Figure content listings
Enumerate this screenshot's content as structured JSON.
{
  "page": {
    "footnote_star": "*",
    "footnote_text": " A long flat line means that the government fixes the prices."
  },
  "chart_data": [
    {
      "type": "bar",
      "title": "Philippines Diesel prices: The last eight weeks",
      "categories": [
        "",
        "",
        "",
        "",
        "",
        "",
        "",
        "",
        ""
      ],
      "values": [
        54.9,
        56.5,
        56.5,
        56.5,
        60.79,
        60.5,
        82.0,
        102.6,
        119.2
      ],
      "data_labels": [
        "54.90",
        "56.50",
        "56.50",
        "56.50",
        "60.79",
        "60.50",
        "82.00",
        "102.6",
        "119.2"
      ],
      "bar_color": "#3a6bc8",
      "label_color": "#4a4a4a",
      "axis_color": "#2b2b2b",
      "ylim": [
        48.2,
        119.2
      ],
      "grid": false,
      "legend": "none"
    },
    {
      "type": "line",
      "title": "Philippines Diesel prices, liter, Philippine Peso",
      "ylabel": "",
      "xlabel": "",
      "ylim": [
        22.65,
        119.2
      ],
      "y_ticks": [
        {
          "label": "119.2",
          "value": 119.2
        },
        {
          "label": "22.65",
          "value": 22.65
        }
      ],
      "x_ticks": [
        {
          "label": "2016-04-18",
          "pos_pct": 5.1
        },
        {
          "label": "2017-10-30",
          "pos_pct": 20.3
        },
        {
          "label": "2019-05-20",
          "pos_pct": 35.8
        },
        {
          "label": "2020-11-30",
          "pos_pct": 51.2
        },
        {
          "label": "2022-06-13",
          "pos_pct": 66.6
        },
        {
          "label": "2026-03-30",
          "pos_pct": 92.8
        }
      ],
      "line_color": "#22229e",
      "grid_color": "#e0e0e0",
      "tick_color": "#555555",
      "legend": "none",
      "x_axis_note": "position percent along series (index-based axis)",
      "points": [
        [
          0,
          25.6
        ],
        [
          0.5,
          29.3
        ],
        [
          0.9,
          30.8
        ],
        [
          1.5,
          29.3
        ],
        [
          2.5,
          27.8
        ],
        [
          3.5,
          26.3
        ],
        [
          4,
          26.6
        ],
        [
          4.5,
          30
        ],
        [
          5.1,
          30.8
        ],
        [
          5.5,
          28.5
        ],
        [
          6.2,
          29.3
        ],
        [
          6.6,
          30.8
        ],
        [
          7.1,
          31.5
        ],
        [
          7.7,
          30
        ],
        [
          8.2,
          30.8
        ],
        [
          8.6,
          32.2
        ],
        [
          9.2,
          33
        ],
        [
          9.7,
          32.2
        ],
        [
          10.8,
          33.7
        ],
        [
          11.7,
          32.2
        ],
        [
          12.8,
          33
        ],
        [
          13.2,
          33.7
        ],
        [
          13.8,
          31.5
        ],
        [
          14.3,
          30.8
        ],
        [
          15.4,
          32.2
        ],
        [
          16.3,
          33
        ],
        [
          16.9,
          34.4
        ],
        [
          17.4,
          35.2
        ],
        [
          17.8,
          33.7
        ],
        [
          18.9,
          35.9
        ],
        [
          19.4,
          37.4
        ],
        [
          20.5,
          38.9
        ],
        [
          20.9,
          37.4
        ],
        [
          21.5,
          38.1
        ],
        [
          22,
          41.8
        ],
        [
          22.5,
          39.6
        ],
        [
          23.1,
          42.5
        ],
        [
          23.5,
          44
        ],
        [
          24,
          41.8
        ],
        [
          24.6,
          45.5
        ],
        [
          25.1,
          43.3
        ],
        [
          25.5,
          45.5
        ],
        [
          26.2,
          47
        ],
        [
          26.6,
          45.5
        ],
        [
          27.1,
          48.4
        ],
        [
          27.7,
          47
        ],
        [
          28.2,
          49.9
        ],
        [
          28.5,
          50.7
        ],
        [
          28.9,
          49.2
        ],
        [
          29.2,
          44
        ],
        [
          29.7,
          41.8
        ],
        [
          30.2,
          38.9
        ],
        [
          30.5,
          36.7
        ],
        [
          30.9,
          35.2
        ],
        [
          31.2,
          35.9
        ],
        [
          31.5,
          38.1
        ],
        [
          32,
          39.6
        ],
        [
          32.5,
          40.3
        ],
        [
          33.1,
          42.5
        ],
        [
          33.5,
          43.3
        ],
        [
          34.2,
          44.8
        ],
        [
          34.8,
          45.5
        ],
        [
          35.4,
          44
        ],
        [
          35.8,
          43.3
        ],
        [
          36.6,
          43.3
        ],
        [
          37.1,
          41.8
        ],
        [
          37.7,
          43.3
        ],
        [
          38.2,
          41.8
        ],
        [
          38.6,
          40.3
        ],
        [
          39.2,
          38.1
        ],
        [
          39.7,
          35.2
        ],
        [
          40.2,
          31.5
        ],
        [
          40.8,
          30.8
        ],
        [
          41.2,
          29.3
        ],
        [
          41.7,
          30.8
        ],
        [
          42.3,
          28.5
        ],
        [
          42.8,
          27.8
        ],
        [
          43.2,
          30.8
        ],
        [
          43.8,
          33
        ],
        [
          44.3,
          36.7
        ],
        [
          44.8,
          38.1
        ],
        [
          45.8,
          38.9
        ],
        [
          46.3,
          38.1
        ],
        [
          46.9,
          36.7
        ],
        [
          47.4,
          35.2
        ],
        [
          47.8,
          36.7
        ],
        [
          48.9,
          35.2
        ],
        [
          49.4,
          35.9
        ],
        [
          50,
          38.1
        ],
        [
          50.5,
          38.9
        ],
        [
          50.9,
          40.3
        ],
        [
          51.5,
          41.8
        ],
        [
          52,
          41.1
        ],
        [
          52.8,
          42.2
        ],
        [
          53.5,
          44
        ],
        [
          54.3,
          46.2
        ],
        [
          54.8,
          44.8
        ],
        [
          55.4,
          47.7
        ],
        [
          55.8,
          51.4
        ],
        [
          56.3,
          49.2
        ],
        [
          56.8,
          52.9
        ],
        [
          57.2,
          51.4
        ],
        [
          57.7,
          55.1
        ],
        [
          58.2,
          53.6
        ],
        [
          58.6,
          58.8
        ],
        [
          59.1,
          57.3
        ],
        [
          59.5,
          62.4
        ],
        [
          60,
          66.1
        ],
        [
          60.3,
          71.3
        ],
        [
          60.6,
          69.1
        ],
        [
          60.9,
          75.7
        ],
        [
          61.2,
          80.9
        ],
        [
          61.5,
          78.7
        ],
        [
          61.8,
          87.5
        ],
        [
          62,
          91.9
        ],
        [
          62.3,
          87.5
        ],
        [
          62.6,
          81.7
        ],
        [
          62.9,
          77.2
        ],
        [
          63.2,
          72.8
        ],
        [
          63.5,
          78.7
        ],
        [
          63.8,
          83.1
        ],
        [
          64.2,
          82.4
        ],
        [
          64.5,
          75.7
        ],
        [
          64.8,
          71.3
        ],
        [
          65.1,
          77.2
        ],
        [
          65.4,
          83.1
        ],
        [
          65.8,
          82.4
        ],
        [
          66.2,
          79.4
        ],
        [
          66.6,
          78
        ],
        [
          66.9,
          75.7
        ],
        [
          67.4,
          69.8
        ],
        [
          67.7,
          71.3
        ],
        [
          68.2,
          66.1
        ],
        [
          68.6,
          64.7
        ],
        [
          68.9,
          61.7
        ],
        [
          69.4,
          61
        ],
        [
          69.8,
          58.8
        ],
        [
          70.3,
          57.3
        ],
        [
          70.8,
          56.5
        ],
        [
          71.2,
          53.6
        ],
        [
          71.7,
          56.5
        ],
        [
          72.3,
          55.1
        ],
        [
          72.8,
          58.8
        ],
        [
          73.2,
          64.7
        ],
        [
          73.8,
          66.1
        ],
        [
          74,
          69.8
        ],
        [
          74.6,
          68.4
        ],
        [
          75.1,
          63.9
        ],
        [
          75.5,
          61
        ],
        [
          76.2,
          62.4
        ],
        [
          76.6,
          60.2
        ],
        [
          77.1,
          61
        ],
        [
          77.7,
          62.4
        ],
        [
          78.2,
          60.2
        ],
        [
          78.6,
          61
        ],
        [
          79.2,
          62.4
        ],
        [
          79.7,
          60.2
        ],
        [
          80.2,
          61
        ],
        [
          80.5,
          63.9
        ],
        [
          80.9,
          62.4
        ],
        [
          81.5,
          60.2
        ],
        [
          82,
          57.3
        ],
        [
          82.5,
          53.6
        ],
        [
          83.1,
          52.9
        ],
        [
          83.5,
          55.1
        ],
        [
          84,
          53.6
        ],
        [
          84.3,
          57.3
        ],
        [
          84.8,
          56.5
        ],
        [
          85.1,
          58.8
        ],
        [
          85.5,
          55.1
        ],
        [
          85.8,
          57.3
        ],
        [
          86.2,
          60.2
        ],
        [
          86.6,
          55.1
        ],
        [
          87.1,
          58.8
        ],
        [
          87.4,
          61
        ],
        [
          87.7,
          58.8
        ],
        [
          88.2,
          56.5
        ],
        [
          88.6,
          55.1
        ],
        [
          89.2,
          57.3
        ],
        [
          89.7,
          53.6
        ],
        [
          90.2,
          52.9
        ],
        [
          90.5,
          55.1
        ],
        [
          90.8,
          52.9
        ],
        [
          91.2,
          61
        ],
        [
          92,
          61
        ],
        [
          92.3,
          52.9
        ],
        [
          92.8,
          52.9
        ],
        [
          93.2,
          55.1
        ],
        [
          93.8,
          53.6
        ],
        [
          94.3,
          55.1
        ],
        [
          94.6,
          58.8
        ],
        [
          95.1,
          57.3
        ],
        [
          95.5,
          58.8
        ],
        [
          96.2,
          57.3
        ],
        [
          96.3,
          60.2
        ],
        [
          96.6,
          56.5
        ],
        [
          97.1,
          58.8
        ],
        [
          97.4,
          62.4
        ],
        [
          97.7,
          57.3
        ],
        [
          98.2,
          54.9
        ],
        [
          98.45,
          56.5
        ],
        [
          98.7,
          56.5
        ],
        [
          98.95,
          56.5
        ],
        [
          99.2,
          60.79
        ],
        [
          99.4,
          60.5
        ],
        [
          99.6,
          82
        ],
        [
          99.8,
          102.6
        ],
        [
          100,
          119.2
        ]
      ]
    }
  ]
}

▶ [PROBLEM TO WORK ON]: Identify and copy all lines with the word "prices".

▶ [THE RESULT]:
    "footnote_text": " A long flat line means that the government fixes the prices."
      "title": "Philippines Diesel prices: The last eight weeks",
      "title": "Philippines Diesel prices, liter, Philippine Peso",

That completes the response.